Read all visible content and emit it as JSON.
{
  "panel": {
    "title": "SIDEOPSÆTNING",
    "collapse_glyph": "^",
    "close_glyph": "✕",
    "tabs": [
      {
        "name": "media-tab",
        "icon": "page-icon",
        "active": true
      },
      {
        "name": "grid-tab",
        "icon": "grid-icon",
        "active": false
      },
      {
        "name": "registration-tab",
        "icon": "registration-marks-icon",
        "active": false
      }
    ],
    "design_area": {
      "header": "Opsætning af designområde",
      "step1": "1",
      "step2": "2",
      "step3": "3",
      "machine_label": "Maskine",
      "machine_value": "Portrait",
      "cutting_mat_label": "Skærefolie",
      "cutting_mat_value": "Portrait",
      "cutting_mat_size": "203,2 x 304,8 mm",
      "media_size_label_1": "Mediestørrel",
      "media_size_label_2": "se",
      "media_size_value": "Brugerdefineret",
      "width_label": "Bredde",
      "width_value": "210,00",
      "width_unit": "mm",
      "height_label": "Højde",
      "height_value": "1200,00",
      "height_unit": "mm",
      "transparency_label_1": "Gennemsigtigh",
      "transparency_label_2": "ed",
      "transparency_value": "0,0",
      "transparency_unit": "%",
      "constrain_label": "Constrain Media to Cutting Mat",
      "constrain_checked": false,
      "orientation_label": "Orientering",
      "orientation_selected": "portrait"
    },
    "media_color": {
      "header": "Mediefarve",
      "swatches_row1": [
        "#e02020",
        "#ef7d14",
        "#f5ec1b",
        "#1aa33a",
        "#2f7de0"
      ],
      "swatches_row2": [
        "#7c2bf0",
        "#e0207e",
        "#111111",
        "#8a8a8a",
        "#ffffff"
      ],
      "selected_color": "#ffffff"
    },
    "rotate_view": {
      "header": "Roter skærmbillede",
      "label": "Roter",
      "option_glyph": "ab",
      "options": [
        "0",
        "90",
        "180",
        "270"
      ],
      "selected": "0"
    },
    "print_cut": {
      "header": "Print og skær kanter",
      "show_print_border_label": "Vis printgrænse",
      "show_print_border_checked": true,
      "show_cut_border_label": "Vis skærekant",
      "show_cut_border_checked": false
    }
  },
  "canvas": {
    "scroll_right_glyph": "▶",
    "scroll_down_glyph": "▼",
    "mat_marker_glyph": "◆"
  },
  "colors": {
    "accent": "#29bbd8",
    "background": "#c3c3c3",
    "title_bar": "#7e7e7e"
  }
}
——
(WHAT IS ASKED)
Reply with only the number of lines in the material above where the string "header" appears.

(TASK RESPONSE)
4